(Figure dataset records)
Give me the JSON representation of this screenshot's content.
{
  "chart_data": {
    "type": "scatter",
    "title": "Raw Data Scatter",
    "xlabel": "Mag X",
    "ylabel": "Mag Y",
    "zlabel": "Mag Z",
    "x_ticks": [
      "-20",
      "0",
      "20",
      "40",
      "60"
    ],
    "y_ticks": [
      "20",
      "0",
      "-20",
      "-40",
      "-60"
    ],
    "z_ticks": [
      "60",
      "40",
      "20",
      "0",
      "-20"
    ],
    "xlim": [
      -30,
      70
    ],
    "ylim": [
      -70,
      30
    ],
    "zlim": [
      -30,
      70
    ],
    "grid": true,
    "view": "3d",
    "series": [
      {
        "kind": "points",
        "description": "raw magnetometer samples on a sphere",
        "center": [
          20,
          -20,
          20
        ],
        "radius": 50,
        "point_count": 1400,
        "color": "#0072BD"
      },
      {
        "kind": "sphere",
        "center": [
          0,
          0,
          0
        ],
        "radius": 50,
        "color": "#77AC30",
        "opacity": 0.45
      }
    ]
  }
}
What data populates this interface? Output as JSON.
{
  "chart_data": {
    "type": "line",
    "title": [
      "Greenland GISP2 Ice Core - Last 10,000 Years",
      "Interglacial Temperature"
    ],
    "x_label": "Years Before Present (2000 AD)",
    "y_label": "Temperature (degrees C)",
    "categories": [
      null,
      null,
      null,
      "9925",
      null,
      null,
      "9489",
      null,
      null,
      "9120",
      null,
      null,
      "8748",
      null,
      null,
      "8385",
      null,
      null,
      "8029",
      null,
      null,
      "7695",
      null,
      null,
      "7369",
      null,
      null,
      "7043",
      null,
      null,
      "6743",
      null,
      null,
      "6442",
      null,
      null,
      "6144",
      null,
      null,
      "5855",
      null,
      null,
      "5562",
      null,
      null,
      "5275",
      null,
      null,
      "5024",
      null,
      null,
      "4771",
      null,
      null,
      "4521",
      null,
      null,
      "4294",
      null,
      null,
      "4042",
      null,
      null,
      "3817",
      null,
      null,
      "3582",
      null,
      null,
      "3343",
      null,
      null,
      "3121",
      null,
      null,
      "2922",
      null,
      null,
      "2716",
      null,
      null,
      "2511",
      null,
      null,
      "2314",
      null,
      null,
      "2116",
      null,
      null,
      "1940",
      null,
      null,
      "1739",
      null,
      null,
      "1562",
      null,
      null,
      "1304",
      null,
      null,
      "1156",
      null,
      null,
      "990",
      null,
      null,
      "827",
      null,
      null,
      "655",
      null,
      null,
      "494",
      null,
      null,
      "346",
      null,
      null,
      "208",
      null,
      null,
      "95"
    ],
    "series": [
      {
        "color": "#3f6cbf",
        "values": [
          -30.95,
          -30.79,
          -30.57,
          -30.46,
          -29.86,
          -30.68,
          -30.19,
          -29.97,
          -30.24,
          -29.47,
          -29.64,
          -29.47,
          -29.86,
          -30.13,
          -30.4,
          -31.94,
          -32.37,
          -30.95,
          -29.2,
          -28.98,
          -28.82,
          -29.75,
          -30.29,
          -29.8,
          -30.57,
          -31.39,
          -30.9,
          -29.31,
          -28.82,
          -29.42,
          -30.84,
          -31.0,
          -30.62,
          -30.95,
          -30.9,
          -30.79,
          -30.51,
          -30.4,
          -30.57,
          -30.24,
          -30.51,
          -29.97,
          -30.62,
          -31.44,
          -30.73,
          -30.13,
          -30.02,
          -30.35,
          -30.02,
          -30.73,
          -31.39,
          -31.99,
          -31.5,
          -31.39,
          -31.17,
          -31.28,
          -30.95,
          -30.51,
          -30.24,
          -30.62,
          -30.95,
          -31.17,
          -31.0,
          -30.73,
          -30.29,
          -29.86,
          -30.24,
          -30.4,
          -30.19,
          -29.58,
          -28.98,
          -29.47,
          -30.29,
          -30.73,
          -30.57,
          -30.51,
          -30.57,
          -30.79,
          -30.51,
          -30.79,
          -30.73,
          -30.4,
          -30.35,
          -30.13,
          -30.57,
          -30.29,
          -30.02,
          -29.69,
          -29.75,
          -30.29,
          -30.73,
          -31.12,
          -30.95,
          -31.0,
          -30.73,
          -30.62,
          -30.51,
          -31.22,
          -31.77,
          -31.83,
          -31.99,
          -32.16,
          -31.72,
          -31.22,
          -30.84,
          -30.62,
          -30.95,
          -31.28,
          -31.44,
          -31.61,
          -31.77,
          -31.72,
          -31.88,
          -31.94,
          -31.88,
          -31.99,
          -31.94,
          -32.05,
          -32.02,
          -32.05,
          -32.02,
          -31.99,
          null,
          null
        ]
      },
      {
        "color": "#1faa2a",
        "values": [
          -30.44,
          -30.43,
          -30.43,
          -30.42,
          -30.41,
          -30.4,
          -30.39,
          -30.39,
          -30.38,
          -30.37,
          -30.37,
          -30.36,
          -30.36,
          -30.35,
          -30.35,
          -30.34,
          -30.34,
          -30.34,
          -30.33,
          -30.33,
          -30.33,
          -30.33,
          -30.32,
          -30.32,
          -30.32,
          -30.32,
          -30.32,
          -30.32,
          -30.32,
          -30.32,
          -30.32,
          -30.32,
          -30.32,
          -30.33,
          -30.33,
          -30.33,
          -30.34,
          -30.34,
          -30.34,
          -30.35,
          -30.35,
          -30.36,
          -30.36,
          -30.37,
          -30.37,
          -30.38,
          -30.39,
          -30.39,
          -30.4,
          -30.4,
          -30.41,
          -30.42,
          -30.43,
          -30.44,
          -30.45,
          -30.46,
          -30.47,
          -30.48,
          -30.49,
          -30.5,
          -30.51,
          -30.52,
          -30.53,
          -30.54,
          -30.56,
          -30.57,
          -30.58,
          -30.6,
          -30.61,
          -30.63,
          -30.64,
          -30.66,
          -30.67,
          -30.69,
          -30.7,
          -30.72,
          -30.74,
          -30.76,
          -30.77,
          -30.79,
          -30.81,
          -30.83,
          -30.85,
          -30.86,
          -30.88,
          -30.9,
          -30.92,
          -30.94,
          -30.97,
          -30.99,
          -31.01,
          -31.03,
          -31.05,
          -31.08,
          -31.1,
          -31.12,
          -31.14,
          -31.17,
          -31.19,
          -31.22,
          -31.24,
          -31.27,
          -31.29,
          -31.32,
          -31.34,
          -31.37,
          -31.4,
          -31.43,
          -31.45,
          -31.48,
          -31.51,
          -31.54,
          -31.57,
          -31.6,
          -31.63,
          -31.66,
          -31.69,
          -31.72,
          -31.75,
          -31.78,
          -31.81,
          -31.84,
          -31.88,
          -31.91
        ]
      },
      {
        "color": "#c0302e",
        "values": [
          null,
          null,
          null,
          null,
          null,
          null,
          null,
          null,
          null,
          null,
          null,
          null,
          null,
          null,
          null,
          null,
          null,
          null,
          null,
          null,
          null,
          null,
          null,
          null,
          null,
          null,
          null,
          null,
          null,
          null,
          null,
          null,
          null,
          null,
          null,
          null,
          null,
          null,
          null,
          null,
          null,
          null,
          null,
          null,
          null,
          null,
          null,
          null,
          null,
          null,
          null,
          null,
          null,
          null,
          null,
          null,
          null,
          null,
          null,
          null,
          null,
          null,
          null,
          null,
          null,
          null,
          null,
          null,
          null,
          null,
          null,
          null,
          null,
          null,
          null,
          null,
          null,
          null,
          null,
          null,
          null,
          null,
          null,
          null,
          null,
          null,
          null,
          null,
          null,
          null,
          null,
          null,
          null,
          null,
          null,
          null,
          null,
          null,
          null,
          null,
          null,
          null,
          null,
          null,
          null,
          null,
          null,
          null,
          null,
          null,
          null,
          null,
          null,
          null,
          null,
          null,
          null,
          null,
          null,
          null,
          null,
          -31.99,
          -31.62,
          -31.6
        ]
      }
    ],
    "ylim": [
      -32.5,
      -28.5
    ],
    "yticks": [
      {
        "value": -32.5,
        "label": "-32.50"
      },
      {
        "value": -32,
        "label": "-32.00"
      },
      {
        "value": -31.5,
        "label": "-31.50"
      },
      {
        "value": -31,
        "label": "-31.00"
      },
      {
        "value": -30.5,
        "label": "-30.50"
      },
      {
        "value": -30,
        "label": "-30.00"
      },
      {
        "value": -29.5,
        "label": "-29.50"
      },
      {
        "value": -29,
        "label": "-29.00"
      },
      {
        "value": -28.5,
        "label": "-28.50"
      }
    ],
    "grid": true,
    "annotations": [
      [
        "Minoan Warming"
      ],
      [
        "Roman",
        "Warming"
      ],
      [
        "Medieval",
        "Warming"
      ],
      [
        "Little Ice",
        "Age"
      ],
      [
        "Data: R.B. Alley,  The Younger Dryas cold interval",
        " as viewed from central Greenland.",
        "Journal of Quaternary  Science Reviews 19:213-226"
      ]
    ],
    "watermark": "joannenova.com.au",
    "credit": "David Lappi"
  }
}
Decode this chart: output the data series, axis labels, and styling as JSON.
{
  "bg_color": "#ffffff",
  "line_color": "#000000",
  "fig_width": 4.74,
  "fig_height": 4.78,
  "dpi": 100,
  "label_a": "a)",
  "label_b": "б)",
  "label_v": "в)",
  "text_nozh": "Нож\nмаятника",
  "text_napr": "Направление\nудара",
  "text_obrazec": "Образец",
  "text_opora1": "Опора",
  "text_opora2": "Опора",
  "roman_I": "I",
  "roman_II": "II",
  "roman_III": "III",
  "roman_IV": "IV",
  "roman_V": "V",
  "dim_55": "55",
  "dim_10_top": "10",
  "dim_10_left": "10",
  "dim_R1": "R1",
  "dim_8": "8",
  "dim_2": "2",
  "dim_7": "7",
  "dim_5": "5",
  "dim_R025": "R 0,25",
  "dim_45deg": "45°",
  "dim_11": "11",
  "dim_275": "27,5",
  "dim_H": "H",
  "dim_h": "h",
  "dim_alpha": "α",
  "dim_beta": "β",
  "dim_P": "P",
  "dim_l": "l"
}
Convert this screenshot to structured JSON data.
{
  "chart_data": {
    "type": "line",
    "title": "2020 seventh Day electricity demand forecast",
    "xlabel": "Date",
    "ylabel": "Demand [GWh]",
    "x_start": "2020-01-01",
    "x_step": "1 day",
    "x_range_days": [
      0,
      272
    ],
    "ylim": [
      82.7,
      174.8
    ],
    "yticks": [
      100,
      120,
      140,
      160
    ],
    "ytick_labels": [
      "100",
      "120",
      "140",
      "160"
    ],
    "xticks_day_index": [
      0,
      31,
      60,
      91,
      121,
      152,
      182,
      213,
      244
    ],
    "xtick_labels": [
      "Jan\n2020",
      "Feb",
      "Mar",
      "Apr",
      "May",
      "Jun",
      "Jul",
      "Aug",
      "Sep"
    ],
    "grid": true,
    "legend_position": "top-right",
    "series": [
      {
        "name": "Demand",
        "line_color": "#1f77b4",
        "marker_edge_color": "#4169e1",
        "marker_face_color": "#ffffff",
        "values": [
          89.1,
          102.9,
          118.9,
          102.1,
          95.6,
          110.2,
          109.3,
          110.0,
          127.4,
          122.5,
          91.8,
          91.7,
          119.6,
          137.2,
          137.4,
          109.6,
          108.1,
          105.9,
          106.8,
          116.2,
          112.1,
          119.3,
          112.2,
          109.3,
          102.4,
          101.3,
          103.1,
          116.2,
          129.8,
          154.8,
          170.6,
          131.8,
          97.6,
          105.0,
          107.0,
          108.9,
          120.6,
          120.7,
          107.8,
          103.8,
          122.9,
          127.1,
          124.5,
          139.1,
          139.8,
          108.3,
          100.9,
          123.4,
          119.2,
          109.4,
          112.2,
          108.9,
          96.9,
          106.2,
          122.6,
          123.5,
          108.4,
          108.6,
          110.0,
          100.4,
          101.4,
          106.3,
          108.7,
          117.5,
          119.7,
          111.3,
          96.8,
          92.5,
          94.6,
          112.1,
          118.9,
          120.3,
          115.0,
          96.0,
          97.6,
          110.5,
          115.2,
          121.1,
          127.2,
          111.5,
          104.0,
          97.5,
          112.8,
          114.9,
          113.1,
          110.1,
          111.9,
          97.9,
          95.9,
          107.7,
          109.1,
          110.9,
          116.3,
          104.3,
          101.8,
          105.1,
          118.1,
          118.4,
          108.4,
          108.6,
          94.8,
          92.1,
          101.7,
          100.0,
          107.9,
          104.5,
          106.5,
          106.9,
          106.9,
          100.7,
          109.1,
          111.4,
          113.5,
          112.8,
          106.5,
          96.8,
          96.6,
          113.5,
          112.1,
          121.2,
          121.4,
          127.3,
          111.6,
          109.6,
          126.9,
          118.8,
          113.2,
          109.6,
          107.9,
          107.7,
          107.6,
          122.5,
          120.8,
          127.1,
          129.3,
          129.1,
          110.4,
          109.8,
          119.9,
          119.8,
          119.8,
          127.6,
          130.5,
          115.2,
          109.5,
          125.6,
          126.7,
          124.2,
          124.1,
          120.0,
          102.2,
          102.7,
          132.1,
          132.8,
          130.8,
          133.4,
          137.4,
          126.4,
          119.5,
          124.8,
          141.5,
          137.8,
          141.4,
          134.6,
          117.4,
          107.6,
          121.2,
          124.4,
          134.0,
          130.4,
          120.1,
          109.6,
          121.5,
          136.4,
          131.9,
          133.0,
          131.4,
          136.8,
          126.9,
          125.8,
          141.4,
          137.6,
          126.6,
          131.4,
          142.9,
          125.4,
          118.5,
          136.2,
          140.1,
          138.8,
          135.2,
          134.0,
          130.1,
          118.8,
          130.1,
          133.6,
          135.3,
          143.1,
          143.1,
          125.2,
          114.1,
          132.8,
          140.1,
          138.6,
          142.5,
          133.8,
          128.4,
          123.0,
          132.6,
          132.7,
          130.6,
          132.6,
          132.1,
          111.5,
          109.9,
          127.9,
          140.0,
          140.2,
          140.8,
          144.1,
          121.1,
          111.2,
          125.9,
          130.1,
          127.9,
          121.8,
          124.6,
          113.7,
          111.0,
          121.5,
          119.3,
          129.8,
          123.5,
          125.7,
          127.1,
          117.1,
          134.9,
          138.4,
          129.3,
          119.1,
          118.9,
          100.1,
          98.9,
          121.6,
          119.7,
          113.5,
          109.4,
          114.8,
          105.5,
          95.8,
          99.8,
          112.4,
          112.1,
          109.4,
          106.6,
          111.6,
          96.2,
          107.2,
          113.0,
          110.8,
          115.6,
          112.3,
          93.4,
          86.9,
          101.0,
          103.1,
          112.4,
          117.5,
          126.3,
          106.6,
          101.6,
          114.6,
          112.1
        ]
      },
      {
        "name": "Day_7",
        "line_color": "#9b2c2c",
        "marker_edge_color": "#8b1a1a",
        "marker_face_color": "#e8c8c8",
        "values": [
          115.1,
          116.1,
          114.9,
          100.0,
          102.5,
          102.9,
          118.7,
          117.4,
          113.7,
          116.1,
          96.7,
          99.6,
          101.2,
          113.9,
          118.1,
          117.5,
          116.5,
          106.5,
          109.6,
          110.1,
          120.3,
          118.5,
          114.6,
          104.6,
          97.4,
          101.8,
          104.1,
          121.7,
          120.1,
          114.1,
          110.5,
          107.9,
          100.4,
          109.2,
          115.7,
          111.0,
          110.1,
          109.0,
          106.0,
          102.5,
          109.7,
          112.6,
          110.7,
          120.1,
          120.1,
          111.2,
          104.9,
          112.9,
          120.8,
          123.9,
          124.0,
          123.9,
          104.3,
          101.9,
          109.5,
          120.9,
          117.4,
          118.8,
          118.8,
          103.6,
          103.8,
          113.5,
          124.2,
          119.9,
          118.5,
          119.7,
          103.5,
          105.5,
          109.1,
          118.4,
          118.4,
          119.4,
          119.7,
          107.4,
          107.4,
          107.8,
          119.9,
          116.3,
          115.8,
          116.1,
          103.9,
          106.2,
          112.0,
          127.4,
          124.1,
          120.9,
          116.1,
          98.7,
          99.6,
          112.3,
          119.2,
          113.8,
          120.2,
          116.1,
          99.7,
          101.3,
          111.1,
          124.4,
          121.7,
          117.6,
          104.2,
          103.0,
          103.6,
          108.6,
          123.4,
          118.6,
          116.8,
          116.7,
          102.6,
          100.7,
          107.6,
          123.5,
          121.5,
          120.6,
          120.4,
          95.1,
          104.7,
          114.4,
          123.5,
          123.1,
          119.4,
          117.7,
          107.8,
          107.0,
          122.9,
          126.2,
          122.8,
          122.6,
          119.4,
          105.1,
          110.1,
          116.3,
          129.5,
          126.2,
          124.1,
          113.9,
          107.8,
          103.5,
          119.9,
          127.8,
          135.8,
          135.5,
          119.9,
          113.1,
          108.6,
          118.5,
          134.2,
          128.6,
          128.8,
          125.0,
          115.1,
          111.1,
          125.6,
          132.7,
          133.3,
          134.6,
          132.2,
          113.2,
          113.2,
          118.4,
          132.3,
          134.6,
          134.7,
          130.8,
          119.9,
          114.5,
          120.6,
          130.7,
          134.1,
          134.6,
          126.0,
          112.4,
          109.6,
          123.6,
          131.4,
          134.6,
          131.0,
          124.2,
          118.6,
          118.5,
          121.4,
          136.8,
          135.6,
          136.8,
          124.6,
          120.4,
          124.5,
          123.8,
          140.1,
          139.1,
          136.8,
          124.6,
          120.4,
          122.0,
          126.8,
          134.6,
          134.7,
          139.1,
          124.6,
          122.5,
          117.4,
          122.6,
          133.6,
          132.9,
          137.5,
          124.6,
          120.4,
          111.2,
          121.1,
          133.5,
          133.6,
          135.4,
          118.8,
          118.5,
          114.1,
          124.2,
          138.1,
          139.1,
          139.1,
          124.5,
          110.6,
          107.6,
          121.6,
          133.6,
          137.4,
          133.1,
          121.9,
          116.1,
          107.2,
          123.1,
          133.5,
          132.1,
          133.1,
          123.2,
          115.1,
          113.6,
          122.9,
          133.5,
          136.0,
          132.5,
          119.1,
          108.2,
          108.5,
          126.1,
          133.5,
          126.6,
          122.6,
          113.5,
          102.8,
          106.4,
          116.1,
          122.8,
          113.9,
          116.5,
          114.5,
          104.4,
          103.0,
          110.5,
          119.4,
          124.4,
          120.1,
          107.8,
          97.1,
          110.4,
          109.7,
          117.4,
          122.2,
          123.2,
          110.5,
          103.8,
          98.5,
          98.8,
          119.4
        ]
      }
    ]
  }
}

(Task directions)
Which lines include the word "JSON"? List them all.

(Written response)
Give me the JSON representation of this screenshot's content.
What data populates this interface? Output as JSON.
Decode this chart: output the data series, axis labels, and styling as JSON.
Convert this screenshot to structured JSON data.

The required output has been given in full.